Written exercise:
Give every entry again, word for word and in full.

==== Material provided ====

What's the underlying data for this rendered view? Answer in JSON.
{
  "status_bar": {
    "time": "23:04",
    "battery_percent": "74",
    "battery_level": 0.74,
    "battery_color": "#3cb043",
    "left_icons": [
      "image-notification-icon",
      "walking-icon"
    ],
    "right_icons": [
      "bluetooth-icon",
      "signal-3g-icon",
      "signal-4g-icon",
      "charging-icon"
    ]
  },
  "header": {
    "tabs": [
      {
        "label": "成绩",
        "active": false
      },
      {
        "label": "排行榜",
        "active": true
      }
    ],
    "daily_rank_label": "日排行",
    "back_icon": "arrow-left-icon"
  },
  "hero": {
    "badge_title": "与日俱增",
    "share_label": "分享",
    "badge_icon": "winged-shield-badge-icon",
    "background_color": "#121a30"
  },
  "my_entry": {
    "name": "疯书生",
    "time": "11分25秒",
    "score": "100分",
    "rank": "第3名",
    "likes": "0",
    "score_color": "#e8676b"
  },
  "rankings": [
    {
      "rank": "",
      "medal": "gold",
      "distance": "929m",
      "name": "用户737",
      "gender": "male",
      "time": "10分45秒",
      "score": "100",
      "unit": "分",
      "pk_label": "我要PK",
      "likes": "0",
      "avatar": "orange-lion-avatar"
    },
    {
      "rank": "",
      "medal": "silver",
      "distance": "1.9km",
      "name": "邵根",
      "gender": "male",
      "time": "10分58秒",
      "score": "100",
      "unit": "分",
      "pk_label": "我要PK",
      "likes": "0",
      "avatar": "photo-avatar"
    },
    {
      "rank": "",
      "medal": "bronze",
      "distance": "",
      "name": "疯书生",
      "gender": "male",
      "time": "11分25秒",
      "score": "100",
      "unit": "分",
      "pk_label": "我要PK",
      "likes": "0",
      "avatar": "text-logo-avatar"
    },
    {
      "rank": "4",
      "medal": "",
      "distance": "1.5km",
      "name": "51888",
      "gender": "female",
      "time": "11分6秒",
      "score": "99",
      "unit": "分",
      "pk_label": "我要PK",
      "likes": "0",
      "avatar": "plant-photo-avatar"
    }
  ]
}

====

Task result:
What's the underlying data for this rendered view? Answer in JSON.
{
  "status_bar": {
    "time": "23:04",
    "battery_percent": "74",
    "battery_level": 0.74,
    "battery_color": "#3cb043",
    "left_icons": [
      "image-notification-icon",
      "walking-icon"
    ],
    "right_icons": [
      "bluetooth-icon",
      "signal-3g-icon",
      "signal-4g-icon",
      "charging-icon"
    ]
  },
  "header": {
    "tabs": [
      {
        "label": "成绩",
        "active": false
      },
      {
        "label": "排行榜",
        "active": true
      }
    ],
    "daily_rank_label": "日排行",
    "back_icon": "arrow-left-icon"
  },
  "hero": {
    "badge_title": "与日俱增",
    "share_label": "分享",
    "badge_icon": "winged-shield-badge-icon",
    "background_color": "#121a30"
  },
  "my_entry": {
    "name": "疯书生",
    "time": "11分25秒",
    "score": "100分",
    "rank": "第3名",
    "likes": "0",
    "score_color": "#e8676b"
  },
  "rankings": [
    {
      "rank": "",
      "medal": "gold",
      "distance": "929m",
      "name": "用户737",
      "gender": "male",
      "time": "10分45秒",
      "score": "100",
      "unit": "分",
      "pk_label": "我要PK",
      "likes": "0",
      "avatar": "orange-lion-avatar"
    },
    {
      "rank": "",
      "medal": "silver",
      "distance": "1.9km",
      "name": "邵根",
      "gender": "male",
      "time": "10分58秒",
      "score": "100",
      "unit": "分",
      "pk_label": "我要PK",
      "likes": "0",
      "avatar": "photo-avatar"
    },
    {
      "rank": "",
      "medal": "bronze",
      "distance": "",
      "name": "疯书生",
      "gender": "male",
      "time": "11分25秒",
      "score": "100",
      "unit": "分",
      "pk_label": "我要PK",
      "likes": "0",
      "avatar": "text-logo-avatar"
    },
    {
      "rank": "4",
      "medal": "",
      "distance": "1.5km",
      "name": "51888",
      "gender": "female",
      "time": "11分6秒",
      "score": "99",
      "unit": "分",
      "pk_label": "我要PK",
      "likes": "0",
      "avatar": "plant-photo-avatar"
    }
  ]
}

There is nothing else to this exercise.